Your task: Go through the listing and set it down exactly, leaving out its pictures.
++++++++++
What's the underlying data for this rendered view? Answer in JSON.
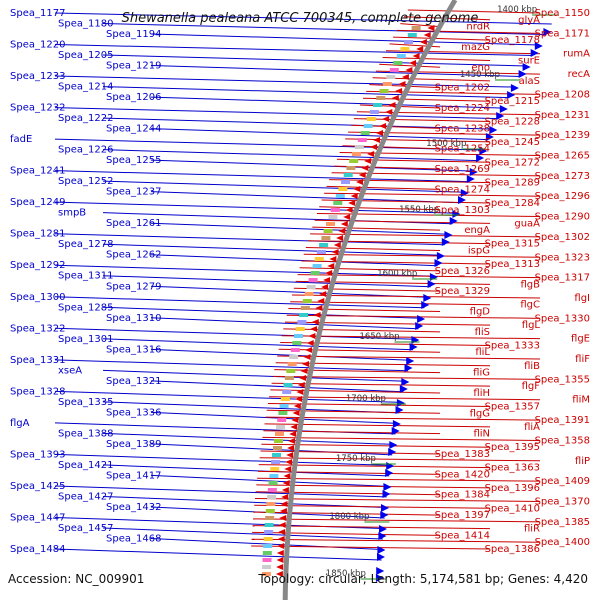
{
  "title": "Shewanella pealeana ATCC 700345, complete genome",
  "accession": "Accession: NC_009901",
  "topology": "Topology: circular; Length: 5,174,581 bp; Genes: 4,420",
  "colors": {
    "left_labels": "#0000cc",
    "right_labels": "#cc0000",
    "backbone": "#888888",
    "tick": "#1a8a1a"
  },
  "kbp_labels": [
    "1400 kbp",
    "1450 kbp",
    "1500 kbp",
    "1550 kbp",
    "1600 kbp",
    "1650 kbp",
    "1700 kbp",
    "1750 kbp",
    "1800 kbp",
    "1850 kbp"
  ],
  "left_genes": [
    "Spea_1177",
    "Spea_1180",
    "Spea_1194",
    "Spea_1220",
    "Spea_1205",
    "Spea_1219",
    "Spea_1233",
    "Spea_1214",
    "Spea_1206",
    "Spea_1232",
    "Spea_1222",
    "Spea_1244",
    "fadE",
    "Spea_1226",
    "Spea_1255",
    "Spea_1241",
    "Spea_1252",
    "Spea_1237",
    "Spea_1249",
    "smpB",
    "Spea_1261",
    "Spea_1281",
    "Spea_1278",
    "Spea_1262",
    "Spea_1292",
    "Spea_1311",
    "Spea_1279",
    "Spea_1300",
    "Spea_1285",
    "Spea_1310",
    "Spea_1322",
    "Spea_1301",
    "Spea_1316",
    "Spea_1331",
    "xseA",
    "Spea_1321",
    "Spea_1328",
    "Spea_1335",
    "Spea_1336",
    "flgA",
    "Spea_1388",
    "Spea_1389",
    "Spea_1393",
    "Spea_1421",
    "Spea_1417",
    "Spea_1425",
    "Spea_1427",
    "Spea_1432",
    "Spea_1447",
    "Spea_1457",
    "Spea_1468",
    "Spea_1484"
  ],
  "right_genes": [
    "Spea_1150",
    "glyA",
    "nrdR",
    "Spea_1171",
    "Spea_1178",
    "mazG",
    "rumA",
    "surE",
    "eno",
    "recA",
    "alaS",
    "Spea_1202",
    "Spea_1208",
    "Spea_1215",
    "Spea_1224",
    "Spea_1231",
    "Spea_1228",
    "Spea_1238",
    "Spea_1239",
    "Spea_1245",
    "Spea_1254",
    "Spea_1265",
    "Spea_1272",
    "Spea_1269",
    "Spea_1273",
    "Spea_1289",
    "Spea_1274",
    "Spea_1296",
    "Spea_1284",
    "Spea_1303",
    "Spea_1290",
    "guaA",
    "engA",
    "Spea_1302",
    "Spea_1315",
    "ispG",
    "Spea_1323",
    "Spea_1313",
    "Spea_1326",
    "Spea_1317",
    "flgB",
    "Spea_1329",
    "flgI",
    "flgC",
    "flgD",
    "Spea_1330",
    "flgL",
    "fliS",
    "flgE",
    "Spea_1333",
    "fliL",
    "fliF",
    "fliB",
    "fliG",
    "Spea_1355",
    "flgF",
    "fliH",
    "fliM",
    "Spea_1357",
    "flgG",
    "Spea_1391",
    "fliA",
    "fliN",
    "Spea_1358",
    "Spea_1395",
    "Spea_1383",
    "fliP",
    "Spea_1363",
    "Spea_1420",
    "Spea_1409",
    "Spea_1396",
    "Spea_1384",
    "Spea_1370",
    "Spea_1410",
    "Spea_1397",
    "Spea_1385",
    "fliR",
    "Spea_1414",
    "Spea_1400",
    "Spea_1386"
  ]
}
++++++++++
Response to this exercise:
What's the underlying data for this rendered view? Answer in JSON.
{
  "title": "Shewanella pealeana ATCC 700345, complete genome",
  "accession": "Accession: NC_009901",
  "topology": "Topology: circular; Length: 5,174,581 bp; Genes: 4,420",
  "colors": {
    "left_labels": "#0000cc",
    "right_labels": "#cc0000",
    "backbone": "#888888",
    "tick": "#1a8a1a"
  },
  "kbp_labels": [
    "1400 kbp",
    "1450 kbp",
    "1500 kbp",
    "1550 kbp",
    "1600 kbp",
    "1650 kbp",
    "1700 kbp",
    "1750 kbp",
    "1800 kbp",
    "1850 kbp"
  ],
  "left_genes": [
    "Spea_1177",
    "Spea_1180",
    "Spea_1194",
    "Spea_1220",
    "Spea_1205",
    "Spea_1219",
    "Spea_1233",
    "Spea_1214",
    "Spea_1206",
    "Spea_1232",
    "Spea_1222",
    "Spea_1244",
    "fadE",
    "Spea_1226",
    "Spea_1255",
    "Spea_1241",
    "Spea_1252",
    "Spea_1237",
    "Spea_1249",
    "smpB",
    "Spea_1261",
    "Spea_1281",
    "Spea_1278",
    "Spea_1262",
    "Spea_1292",
    "Spea_1311",
    "Spea_1279",
    "Spea_1300",
    "Spea_1285",
    "Spea_1310",
    "Spea_1322",
    "Spea_1301",
    "Spea_1316",
    "Spea_1331",
    "xseA",
    "Spea_1321",
    "Spea_1328",
    "Spea_1335",
    "Spea_1336",
    "flgA",
    "Spea_1388",
    "Spea_1389",
    "Spea_1393",
    "Spea_1421",
    "Spea_1417",
    "Spea_1425",
    "Spea_1427",
    "Spea_1432",
    "Spea_1447",
    "Spea_1457",
    "Spea_1468",
    "Spea_1484"
  ],
  "right_genes": [
    "Spea_1150",
    "glyA",
    "nrdR",
    "Spea_1171",
    "Spea_1178",
    "mazG",
    "rumA",
    "surE",
    "eno",
    "recA",
    "alaS",
    "Spea_1202",
    "Spea_1208",
    "Spea_1215",
    "Spea_1224",
    "Spea_1231",
    "Spea_1228",
    "Spea_1238",
    "Spea_1239",
    "Spea_1245",
    "Spea_1254",
    "Spea_1265",
    "Spea_1272",
    "Spea_1269",
    "Spea_1273",
    "Spea_1289",
    "Spea_1274",
    "Spea_1296",
    "Spea_1284",
    "Spea_1303",
    "Spea_1290",
    "guaA",
    "engA",
    "Spea_1302",
    "Spea_1315",
    "ispG",
    "Spea_1323",
    "Spea_1313",
    "Spea_1326",
    "Spea_1317",
    "flgB",
    "Spea_1329",
    "flgI",
    "flgC",
    "flgD",
    "Spea_1330",
    "flgL",
    "fliS",
    "flgE",
    "Spea_1333",
    "fliL",
    "fliF",
    "fliB",
    "fliG",
    "Spea_1355",
    "flgF",
    "fliH",
    "fliM",
    "Spea_1357",
    "flgG",
    "Spea_1391",
    "fliA",
    "fliN",
    "Spea_1358",
    "Spea_1395",
    "Spea_1383",
    "fliP",
    "Spea_1363",
    "Spea_1420",
    "Spea_1409",
    "Spea_1396",
    "Spea_1384",
    "Spea_1370",
    "Spea_1410",
    "Spea_1397",
    "Spea_1385",
    "fliR",
    "Spea_1414",
    "Spea_1400",
    "Spea_1386"
  ]
}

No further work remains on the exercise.